%%

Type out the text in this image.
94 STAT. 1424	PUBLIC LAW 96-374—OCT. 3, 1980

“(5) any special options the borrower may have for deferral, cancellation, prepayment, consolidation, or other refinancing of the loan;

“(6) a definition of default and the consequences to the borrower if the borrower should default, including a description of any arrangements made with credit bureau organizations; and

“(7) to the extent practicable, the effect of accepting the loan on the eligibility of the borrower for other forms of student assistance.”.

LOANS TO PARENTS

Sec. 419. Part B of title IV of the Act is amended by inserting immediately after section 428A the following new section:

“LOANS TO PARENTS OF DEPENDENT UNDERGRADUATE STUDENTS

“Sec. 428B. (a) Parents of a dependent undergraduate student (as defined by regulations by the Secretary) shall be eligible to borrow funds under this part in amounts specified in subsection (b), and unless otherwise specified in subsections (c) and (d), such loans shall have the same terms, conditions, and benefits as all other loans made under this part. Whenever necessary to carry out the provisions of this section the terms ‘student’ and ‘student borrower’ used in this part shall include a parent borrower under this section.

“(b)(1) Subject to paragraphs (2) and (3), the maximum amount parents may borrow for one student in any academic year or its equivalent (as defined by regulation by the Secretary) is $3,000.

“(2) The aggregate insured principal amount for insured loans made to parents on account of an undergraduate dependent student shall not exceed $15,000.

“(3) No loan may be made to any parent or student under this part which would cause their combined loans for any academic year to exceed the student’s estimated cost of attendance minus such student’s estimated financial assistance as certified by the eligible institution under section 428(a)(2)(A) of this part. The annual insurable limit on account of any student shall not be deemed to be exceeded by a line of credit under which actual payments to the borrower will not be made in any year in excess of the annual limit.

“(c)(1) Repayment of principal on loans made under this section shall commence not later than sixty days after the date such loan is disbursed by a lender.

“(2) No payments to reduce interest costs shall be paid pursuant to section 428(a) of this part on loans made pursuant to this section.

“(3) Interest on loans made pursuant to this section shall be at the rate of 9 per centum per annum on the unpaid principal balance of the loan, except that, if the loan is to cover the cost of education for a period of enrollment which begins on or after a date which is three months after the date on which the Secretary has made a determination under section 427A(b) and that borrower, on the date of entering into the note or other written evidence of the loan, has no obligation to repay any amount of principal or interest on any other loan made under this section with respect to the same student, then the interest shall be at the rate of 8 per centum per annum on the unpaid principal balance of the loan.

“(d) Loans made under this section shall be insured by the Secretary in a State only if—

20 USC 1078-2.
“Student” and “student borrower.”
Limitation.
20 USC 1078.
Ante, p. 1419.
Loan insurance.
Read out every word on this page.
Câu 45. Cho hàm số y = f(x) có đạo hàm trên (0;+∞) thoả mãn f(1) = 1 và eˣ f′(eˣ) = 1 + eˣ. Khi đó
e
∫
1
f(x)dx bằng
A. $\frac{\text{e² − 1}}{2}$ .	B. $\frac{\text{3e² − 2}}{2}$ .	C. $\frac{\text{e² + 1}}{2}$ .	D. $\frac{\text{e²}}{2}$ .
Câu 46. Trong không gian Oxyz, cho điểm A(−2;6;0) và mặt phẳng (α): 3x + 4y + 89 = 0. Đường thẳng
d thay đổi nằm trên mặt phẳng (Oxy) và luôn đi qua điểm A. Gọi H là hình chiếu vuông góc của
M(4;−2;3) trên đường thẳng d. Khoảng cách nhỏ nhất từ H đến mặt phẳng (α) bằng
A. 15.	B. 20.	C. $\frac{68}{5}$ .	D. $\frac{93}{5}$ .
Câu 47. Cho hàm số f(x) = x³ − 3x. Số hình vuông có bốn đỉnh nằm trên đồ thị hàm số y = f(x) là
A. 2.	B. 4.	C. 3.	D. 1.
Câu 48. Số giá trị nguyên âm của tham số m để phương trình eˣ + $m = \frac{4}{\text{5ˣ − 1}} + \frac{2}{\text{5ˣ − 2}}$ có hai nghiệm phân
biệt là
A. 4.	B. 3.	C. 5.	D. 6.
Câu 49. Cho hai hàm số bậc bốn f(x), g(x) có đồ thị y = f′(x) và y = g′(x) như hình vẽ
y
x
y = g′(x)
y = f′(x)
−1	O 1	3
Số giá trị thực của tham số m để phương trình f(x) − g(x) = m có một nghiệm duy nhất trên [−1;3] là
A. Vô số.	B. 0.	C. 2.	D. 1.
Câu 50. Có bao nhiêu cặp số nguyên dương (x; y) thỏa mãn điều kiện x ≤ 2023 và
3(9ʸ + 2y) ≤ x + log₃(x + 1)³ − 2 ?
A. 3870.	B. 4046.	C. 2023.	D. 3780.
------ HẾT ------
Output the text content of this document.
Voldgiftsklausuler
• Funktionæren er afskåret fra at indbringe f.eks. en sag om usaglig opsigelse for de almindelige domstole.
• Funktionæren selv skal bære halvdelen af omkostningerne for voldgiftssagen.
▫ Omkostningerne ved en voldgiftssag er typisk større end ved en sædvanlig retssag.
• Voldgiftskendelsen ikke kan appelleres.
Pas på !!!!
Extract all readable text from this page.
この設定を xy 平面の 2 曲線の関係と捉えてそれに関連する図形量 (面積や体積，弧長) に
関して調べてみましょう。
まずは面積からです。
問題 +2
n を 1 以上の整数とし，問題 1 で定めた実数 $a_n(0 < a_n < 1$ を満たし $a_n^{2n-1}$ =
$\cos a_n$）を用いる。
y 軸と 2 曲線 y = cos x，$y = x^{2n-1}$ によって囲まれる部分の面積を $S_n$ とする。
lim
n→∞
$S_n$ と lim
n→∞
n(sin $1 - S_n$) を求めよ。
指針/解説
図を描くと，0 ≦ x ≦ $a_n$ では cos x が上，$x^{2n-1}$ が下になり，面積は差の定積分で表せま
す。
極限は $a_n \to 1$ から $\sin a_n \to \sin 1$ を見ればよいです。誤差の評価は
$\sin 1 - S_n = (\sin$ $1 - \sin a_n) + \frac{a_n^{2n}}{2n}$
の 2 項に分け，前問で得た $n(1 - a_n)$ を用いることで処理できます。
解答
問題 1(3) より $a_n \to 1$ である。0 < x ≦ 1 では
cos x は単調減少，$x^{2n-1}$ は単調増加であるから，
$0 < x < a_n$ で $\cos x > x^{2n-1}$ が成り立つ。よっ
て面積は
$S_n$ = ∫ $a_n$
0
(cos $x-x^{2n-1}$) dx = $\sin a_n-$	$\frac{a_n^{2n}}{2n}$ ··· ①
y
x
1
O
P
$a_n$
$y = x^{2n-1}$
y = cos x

%%

### Task directions
Check each line above for "phương" and return the ones that have it.

### Written response
Câu 48. Số giá trị nguyên âm của tham số m để phương trình eˣ + $m = \frac{4}{\text{5ˣ − 1}} + \frac{2}{\text{5ˣ − 2}}$ có hai nghiệm phân
Số giá trị thực của tham số m để phương trình f(x) − g(x) = m có một nghiệm duy nhất trên [−1;3] là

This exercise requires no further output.